(Data records)
_ _ _ _

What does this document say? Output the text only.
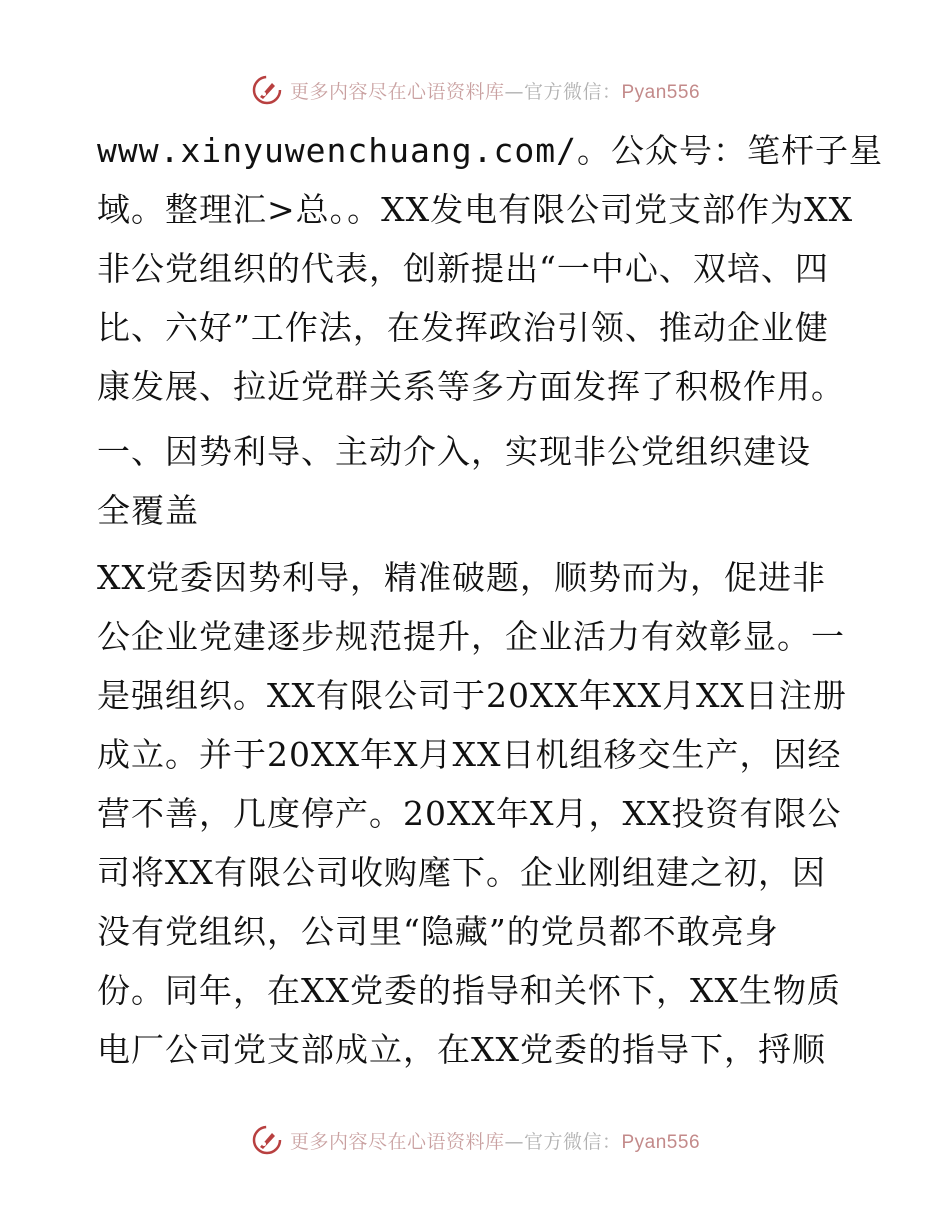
更多内容尽在心语资料库—官方微信：Pyan556
www.xinyuwenchuang.com/。公众号：笔杆子星
域。整理汇>总。。XX发电有限公司党支部作为XX
非公党组织的代表，创新提出“一中心、双培、四
比、六好”工作法，在发挥政治引领、推动企业健
康发展、拉近党群关系等多方面发挥了积极作用。
一、因势利导、主动介入，实现非公党组织建设
全覆盖
XX党委因势利导，精准破题，顺势而为，促进非
公企业党建逐步规范提升，企业活力有效彰显。一
是强组织。XX有限公司于20XX年XX月XX日注册
成立。并于20XX年X月XX日机组移交生产，因经
营不善，几度停产。20XX年X月，XX投资有限公
司将XX有限公司收购麾下。企业刚组建之初，因
没有党组织，公司里“隐藏”的党员都不敢亮身
份。同年，在XX党委的指导和关怀下，XX生物质
电厂公司党支部成立，在XX党委的指导下，捋顺
更多内容尽在心语资料库—官方微信：Pyan556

_ _ _ _

Extract the entries in full, exactly as they are, minus the pictures.

What does this document say? Output the text only.
更多内容尽在心语资料库—官方微信：Pyan556
www.xinyuwenchuang.com/。公众号：笔杆子星
域。整理汇>总。。XX发电有限公司党支部作为XX
非公党组织的代表，创新提出“一中心、双培、四
比、六好”工作法，在发挥政治引领、推动企业健
康发展、拉近党群关系等多方面发挥了积极作用。
一、因势利导、主动介入，实现非公党组织建设
全覆盖
XX党委因势利导，精准破题，顺势而为，促进非
公企业党建逐步规范提升，企业活力有效彰显。一
是强组织。XX有限公司于20XX年XX月XX日注册
成立。并于20XX年X月XX日机组移交生产，因经
营不善，几度停产。20XX年X月，XX投资有限公
司将XX有限公司收购麾下。企业刚组建之初，因
没有党组织，公司里“隐藏”的党员都不敢亮身
份。同年，在XX党委的指导和关怀下，XX生物质
电厂公司党支部成立，在XX党委的指导下，捋顺
更多内容尽在心语资料库—官方微信：Pyan556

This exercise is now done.